What is being asked:
Give only the number of lines that include the string "UMAP".

--- BEGIN Exercise materials ---

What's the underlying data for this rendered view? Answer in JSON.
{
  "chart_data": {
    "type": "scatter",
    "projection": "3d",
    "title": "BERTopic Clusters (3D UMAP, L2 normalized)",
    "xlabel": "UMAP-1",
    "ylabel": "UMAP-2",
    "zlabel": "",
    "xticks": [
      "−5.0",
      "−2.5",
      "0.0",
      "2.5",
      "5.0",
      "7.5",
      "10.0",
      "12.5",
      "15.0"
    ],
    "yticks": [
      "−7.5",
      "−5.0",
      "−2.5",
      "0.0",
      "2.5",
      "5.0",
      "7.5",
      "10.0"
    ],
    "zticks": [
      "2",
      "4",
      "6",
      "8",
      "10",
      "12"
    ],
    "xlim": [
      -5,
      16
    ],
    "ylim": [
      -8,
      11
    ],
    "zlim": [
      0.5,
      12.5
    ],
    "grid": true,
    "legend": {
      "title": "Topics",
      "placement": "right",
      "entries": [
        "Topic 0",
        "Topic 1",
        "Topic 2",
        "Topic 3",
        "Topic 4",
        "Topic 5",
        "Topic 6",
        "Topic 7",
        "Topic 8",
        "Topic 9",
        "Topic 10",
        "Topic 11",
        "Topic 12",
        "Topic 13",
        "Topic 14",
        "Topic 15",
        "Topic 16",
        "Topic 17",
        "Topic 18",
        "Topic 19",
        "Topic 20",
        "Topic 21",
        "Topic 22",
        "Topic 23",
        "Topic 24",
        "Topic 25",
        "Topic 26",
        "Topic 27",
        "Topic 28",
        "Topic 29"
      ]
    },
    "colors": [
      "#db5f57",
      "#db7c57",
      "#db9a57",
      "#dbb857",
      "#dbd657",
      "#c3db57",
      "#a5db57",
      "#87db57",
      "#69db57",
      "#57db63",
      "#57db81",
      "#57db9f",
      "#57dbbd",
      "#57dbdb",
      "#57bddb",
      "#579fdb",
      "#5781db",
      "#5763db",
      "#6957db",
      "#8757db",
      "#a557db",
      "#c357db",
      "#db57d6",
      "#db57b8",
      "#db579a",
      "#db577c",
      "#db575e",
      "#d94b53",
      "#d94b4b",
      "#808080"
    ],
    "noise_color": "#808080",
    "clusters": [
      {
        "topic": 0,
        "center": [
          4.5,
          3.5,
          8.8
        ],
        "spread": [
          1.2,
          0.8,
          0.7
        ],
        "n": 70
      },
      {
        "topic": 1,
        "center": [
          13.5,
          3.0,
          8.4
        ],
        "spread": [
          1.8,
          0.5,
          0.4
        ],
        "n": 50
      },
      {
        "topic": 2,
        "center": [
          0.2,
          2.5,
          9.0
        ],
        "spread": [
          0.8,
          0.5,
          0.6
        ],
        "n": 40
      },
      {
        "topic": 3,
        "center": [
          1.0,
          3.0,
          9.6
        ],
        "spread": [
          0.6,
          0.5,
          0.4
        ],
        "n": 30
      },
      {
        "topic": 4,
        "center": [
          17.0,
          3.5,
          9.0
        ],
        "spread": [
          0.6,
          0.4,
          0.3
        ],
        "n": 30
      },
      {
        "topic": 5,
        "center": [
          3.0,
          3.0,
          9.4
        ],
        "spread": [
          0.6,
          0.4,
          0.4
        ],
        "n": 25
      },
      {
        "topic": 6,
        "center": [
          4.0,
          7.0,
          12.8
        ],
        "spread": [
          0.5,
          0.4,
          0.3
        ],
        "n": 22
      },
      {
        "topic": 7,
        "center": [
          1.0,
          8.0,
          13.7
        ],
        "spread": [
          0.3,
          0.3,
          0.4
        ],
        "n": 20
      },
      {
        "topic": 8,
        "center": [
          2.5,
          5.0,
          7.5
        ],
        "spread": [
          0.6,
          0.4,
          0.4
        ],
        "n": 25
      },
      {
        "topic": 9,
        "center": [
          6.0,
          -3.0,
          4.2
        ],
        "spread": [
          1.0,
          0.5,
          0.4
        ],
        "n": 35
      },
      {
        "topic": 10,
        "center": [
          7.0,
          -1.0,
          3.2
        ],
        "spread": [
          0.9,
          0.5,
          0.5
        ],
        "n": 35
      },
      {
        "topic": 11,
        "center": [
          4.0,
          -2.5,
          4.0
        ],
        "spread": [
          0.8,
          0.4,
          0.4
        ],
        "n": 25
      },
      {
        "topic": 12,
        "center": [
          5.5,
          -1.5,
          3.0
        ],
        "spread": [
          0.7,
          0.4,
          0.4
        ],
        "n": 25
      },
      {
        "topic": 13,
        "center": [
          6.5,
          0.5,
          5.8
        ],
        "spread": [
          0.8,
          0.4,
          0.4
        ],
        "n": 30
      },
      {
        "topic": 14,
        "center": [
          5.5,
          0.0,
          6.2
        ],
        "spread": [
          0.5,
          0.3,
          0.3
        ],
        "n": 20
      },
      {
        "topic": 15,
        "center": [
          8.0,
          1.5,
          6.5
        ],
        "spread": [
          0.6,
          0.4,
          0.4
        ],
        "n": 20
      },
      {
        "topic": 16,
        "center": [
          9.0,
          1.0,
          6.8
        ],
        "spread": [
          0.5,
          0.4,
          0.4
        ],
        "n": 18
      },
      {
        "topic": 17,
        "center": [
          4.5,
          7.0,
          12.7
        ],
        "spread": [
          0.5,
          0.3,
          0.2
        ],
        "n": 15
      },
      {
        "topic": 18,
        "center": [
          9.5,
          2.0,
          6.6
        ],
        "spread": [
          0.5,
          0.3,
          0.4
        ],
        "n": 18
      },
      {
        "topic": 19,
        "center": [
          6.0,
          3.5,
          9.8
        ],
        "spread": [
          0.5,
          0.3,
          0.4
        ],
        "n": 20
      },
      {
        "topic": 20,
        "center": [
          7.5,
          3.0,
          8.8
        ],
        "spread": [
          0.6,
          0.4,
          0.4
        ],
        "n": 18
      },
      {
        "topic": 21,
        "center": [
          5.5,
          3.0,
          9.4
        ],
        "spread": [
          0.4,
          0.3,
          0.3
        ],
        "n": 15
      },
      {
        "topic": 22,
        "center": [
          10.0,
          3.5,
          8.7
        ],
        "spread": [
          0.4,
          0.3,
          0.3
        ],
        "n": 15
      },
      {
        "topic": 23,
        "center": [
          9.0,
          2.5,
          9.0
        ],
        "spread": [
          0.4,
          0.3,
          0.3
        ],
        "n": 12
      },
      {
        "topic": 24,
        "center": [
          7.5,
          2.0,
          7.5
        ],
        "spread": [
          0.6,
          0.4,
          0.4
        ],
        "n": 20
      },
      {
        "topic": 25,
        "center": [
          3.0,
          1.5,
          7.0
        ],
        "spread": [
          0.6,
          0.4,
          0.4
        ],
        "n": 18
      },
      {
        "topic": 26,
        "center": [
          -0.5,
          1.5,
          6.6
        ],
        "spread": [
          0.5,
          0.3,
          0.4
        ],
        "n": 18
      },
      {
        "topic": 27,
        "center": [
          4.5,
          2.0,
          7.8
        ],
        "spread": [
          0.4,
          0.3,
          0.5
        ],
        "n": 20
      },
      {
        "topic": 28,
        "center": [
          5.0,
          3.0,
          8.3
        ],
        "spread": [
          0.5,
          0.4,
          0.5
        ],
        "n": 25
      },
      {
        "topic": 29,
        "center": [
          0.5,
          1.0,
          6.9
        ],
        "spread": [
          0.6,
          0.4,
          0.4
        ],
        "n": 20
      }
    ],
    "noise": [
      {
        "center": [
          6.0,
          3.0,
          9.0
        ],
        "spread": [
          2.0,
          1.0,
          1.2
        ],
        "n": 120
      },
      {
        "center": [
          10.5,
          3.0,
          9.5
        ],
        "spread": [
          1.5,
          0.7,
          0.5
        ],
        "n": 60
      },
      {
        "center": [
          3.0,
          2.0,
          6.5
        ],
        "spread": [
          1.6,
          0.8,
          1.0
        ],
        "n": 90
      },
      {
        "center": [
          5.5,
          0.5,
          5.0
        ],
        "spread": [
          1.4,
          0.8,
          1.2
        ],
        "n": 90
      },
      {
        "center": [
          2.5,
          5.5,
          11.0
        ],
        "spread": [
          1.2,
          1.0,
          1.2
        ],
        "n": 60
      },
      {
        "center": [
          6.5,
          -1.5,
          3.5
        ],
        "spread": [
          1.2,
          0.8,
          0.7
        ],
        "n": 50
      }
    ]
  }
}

--- END Exercise materials ---

Full output:
3